____ SOURCE DATA
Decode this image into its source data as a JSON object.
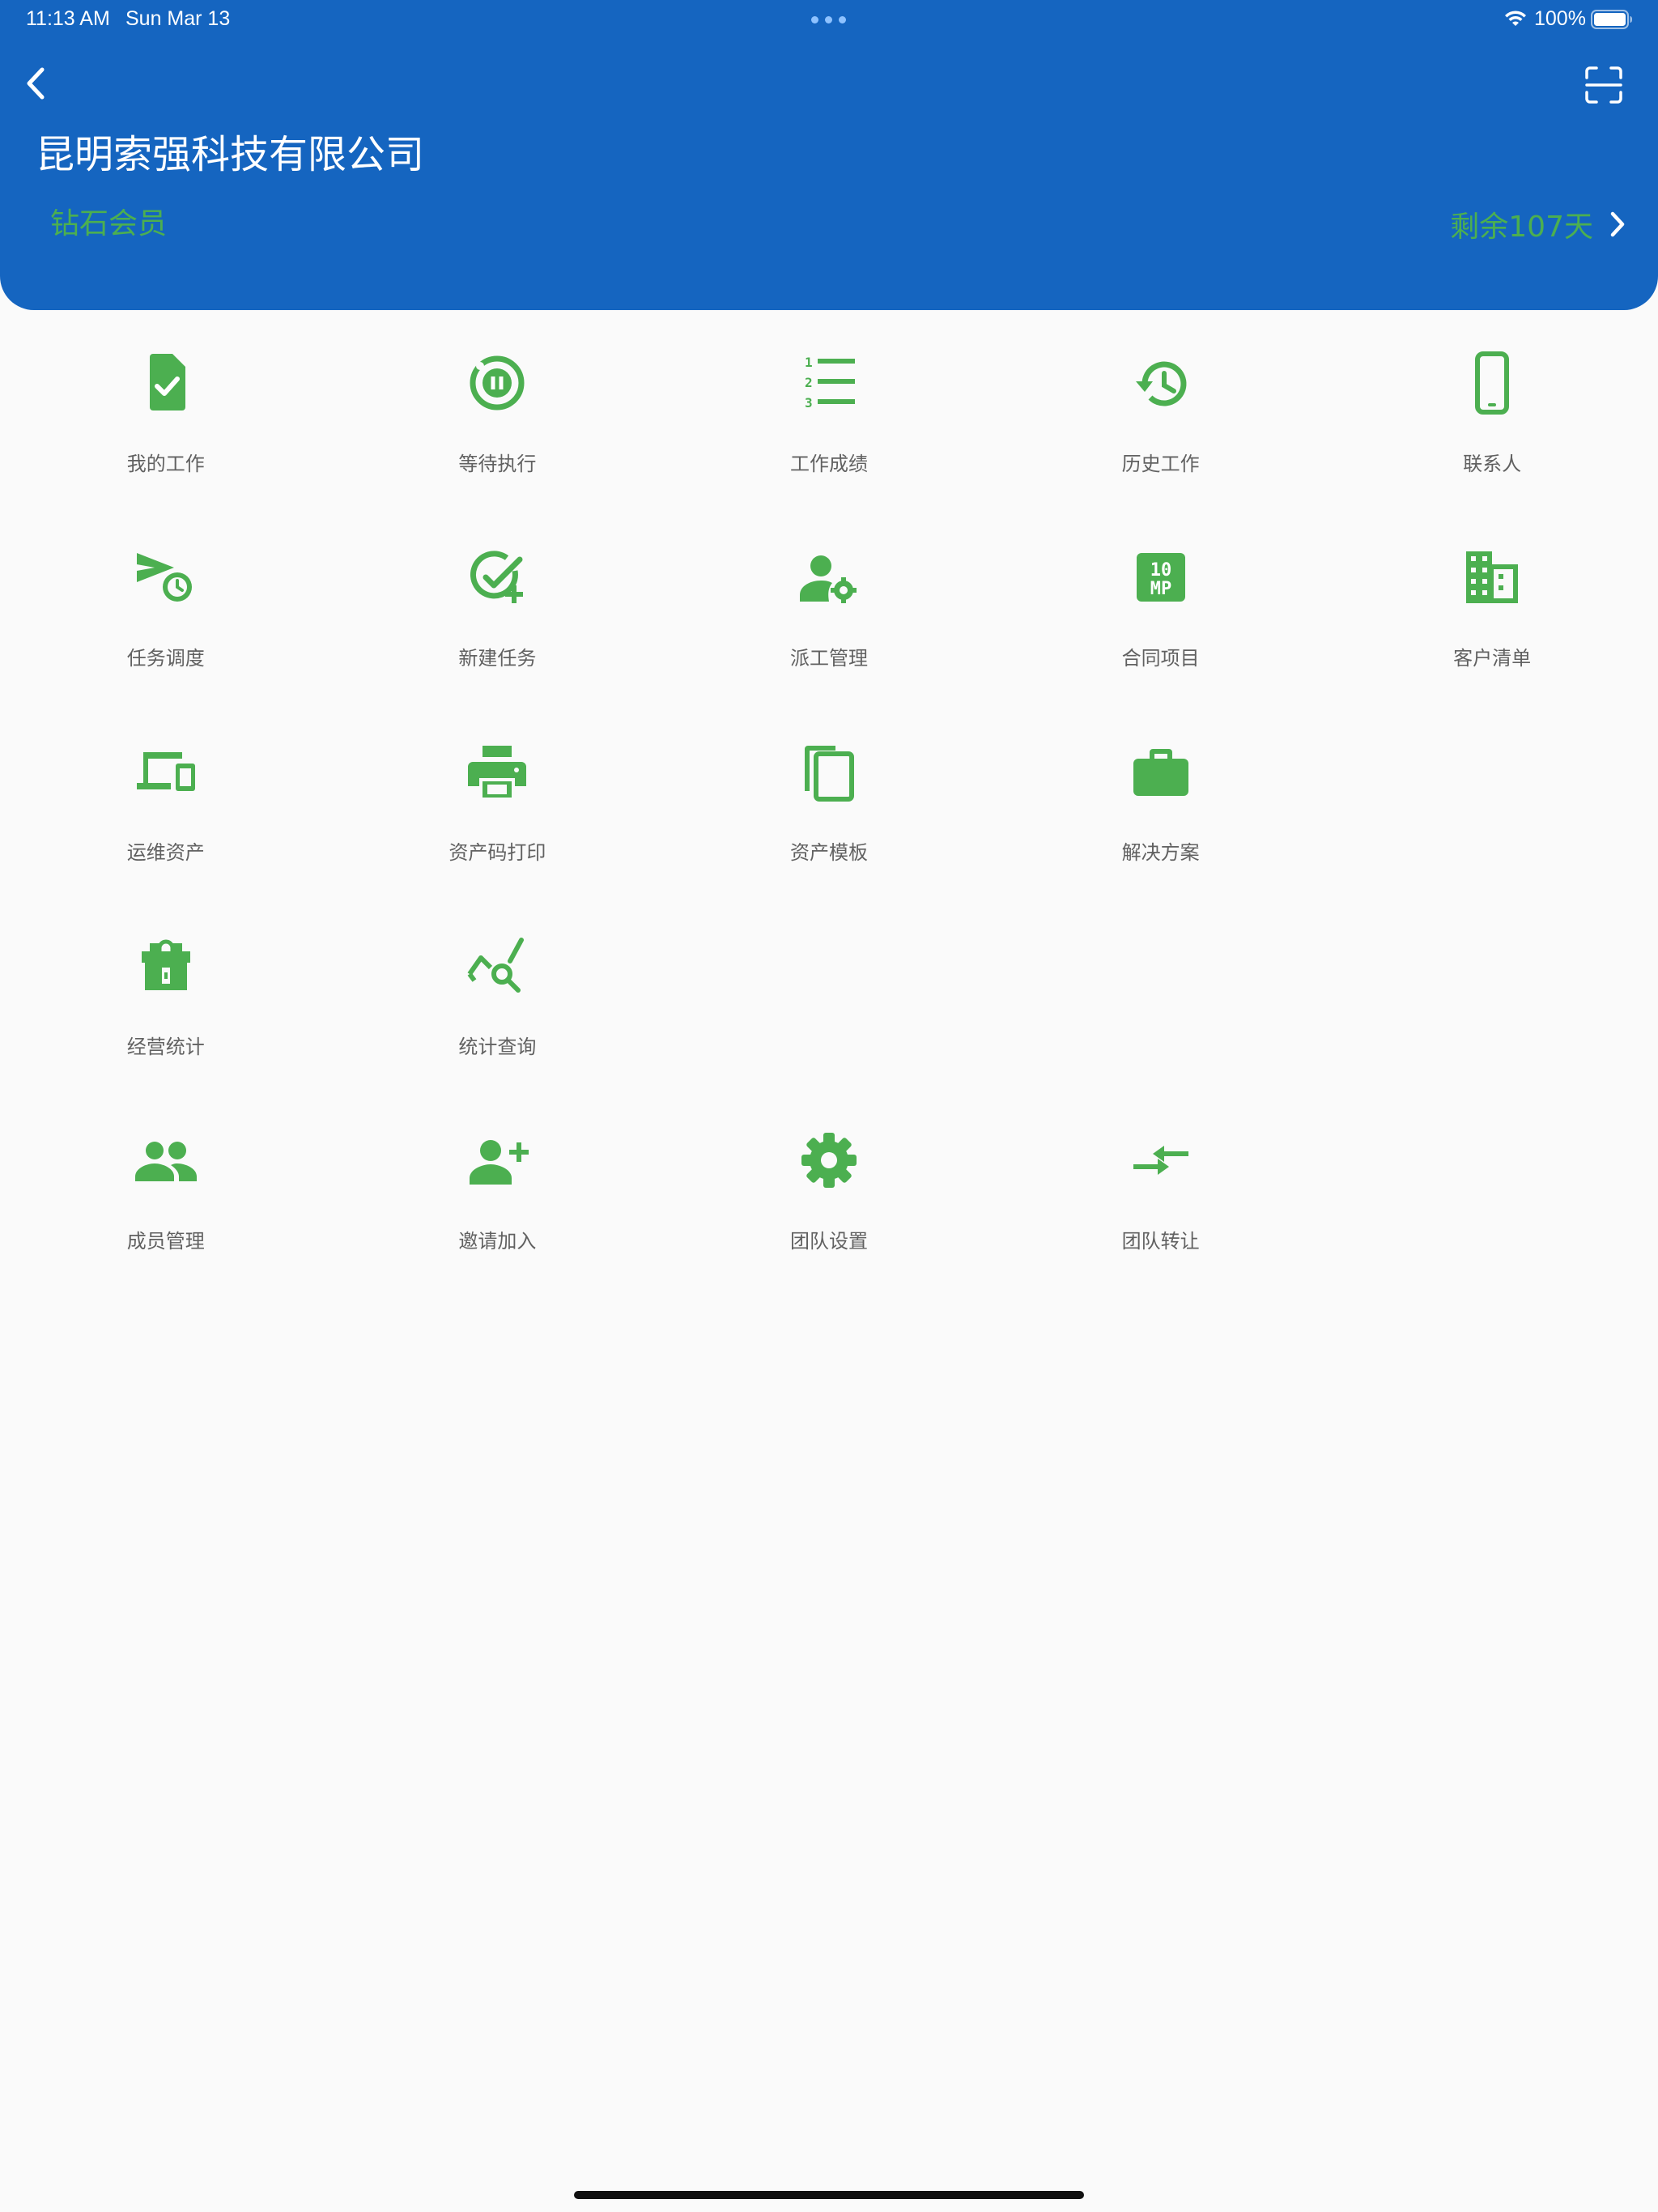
{
  "status_bar": {
    "time": "11:13 AM",
    "date": "Sun Mar 13",
    "battery": "100%"
  },
  "header": {
    "company_name": "昆明索强科技有限公司",
    "member_level": "钻石会员",
    "remaining": "剩余107天"
  },
  "colors": {
    "header_bg": "#1565c0",
    "accent_green": "#4caf50",
    "label_gray": "#616161",
    "page_bg": "#fafafa"
  },
  "menu": {
    "rows": [
      [
        {
          "label": "我的工作",
          "icon": "task-file-icon"
        },
        {
          "label": "等待执行",
          "icon": "pause-circle-icon"
        },
        {
          "label": "工作成绩",
          "icon": "numbered-list-icon"
        },
        {
          "label": "历史工作",
          "icon": "history-icon"
        },
        {
          "label": "联系人",
          "icon": "phone-icon"
        }
      ],
      [
        {
          "label": "任务调度",
          "icon": "schedule-send-icon"
        },
        {
          "label": "新建任务",
          "icon": "add-task-icon"
        },
        {
          "label": "派工管理",
          "icon": "person-gear-icon"
        },
        {
          "label": "合同项目",
          "icon": "10mp-icon"
        },
        {
          "label": "客户清单",
          "icon": "building-icon"
        }
      ],
      [
        {
          "label": "运维资产",
          "icon": "devices-icon"
        },
        {
          "label": "资产码打印",
          "icon": "printer-icon"
        },
        {
          "label": "资产模板",
          "icon": "copy-icon"
        },
        {
          "label": "解决方案",
          "icon": "briefcase-icon"
        }
      ],
      [
        {
          "label": "经营统计",
          "icon": "store-icon"
        },
        {
          "label": "统计查询",
          "icon": "query-stats-icon"
        }
      ],
      [
        {
          "label": "成员管理",
          "icon": "people-icon"
        },
        {
          "label": "邀请加入",
          "icon": "person-add-icon"
        },
        {
          "label": "团队设置",
          "icon": "settings-icon"
        },
        {
          "label": "团队转让",
          "icon": "compare-arrows-icon"
        }
      ]
    ]
  }
}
________
__SET TASK__. Every line that holds the string "person" should be returned.

__SOLUTION FOR THIS PROBLEM__.
          "icon": "person-gear-icon"
          "icon": "person-add-icon"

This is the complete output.